What is being asked =
Search the material for the word "BUILDINGS" and copy each line that holds it.

Material for this task =

%%

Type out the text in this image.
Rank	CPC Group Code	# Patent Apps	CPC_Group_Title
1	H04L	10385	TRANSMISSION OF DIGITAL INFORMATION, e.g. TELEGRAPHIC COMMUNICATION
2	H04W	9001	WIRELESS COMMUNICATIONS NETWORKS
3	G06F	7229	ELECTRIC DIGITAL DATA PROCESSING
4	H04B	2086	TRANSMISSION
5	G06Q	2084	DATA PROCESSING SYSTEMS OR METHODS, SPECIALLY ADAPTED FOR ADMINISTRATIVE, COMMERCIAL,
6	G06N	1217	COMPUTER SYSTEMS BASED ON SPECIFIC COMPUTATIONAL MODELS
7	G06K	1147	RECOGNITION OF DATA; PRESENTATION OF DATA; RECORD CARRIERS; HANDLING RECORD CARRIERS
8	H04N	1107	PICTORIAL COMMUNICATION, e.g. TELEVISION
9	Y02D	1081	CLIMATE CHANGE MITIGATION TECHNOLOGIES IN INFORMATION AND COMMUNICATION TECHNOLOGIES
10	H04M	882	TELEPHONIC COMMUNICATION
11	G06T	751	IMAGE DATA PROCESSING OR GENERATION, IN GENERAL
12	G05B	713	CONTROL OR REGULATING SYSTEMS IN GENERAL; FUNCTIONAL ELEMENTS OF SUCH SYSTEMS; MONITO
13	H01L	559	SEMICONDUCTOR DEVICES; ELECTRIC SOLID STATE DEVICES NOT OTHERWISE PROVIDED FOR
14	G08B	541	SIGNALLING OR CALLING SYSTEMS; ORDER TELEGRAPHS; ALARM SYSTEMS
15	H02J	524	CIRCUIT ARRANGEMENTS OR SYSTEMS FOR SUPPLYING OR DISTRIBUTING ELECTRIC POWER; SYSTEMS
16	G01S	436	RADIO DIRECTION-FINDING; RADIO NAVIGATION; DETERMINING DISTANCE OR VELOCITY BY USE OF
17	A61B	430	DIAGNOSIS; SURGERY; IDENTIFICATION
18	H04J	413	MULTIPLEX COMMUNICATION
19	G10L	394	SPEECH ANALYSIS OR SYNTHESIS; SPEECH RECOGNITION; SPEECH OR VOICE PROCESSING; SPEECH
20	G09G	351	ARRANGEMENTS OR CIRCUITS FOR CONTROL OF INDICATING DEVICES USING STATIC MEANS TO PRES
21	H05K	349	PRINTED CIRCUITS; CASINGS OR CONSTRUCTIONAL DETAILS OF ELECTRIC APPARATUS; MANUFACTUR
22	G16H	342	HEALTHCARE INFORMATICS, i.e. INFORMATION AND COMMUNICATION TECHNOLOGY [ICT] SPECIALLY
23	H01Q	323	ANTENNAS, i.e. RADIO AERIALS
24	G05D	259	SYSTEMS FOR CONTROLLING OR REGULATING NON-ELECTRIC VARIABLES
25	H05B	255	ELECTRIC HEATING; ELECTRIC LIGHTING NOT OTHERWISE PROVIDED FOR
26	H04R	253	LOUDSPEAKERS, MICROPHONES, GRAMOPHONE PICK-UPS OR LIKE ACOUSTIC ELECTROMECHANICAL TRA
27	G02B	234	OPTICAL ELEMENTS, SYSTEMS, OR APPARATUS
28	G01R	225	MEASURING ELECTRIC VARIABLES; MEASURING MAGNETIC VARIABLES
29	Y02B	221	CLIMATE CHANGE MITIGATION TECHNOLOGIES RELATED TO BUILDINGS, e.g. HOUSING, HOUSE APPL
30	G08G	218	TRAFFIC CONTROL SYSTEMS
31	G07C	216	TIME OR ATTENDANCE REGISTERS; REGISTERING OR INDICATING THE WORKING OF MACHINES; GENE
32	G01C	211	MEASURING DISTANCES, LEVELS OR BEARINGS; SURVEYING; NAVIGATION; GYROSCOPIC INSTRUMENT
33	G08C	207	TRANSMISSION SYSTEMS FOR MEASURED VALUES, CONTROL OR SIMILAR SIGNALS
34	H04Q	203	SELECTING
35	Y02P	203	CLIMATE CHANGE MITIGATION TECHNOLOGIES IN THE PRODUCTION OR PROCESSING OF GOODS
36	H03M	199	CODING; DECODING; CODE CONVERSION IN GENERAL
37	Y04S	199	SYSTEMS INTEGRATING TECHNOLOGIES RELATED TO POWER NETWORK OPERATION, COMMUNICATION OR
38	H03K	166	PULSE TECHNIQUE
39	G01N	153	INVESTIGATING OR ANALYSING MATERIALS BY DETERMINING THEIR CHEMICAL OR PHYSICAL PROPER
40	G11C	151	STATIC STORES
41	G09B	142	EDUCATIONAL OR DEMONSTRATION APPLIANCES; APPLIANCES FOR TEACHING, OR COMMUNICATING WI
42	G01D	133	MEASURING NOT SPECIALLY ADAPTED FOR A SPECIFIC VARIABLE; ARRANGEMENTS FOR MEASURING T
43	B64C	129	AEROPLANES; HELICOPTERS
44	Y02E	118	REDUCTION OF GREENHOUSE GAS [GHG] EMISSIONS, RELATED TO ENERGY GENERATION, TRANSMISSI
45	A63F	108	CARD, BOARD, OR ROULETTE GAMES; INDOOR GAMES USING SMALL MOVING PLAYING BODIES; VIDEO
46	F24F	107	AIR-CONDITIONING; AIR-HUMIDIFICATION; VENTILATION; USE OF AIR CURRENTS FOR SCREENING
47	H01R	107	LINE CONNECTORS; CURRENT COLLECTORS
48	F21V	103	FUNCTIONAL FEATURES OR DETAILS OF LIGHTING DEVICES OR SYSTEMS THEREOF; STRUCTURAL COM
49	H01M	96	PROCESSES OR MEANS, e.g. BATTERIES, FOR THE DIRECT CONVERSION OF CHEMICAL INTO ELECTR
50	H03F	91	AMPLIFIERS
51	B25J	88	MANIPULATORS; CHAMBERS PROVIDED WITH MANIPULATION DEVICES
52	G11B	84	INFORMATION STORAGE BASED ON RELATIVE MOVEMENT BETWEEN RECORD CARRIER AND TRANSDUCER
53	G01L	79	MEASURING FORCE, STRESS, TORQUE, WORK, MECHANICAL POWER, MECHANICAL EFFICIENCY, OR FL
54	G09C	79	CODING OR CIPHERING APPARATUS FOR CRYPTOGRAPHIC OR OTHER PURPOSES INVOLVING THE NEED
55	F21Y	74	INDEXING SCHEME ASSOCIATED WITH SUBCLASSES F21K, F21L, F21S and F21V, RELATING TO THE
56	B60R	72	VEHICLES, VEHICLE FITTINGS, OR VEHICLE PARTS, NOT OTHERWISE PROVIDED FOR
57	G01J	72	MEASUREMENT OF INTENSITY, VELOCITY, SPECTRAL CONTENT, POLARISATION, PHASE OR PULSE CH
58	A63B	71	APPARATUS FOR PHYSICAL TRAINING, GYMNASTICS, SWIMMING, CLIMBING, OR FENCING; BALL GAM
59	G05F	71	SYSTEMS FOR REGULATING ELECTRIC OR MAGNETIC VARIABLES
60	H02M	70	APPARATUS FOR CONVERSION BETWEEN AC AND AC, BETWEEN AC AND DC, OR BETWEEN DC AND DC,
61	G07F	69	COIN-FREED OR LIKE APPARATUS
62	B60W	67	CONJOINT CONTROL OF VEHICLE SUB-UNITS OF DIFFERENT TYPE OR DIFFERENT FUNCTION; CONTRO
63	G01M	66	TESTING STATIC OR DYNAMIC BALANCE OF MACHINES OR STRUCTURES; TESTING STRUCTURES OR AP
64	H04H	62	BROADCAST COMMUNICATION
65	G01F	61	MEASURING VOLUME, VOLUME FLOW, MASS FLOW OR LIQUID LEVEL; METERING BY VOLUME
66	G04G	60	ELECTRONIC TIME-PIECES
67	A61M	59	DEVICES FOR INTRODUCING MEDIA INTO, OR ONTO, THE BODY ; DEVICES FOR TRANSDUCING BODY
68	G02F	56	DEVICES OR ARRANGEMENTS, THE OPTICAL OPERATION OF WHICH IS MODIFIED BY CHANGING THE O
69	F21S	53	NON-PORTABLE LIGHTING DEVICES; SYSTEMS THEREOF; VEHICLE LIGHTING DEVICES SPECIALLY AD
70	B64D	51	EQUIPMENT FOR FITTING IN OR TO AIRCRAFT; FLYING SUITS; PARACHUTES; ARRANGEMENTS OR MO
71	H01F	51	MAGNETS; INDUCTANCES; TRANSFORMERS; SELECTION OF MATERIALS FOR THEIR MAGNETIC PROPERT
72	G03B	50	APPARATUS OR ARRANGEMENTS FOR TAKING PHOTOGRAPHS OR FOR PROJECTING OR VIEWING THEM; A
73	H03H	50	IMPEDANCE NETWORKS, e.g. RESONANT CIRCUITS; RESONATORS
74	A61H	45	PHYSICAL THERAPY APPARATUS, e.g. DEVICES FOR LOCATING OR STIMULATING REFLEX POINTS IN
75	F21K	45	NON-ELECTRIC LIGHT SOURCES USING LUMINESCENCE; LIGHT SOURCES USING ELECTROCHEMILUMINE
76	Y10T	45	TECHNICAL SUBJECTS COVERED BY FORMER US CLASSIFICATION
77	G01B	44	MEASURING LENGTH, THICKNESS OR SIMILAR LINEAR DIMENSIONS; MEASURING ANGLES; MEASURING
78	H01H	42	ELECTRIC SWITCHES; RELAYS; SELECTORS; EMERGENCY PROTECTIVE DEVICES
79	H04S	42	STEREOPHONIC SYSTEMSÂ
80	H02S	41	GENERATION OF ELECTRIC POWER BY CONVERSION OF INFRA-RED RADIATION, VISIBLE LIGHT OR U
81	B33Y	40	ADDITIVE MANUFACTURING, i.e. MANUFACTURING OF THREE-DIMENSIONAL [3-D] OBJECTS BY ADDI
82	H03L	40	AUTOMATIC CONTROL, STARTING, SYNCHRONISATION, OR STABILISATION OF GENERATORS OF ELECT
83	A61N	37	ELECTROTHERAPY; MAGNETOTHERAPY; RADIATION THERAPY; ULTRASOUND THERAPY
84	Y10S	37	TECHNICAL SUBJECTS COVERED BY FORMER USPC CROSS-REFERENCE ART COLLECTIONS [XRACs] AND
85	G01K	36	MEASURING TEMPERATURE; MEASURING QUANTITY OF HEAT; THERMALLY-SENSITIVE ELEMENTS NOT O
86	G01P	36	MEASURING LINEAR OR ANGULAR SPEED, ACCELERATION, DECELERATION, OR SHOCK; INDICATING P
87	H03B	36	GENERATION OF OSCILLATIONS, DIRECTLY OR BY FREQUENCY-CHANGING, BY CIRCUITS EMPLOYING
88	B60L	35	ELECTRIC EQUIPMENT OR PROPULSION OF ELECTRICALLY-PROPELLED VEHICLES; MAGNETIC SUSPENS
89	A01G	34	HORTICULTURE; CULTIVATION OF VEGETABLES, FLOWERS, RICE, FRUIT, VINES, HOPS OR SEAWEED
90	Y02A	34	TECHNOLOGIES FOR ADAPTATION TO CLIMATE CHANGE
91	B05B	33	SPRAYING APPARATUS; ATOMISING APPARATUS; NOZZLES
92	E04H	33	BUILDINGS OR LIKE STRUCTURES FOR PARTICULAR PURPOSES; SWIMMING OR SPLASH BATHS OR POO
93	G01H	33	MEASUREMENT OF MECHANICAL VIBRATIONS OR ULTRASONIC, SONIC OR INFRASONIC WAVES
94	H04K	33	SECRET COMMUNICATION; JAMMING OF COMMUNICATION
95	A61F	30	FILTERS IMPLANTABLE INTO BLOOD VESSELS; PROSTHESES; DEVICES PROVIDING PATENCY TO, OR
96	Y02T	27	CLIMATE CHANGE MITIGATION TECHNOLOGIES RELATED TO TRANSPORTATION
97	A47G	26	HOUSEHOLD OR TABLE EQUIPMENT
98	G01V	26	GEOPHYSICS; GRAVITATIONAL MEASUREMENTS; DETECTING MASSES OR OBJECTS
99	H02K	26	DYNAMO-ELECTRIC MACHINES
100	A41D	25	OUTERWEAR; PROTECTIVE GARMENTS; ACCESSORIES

%%

The reply =
29	Y02B	221	CLIMATE CHANGE MITIGATION TECHNOLOGIES RELATED TO BUILDINGS, e.g. HOUSING, HOUSE APPL
92	E04H	33	BUILDINGS OR LIKE STRUCTURES FOR PARTICULAR PURPOSES; SWIMMING OR SPLASH BATHS OR POO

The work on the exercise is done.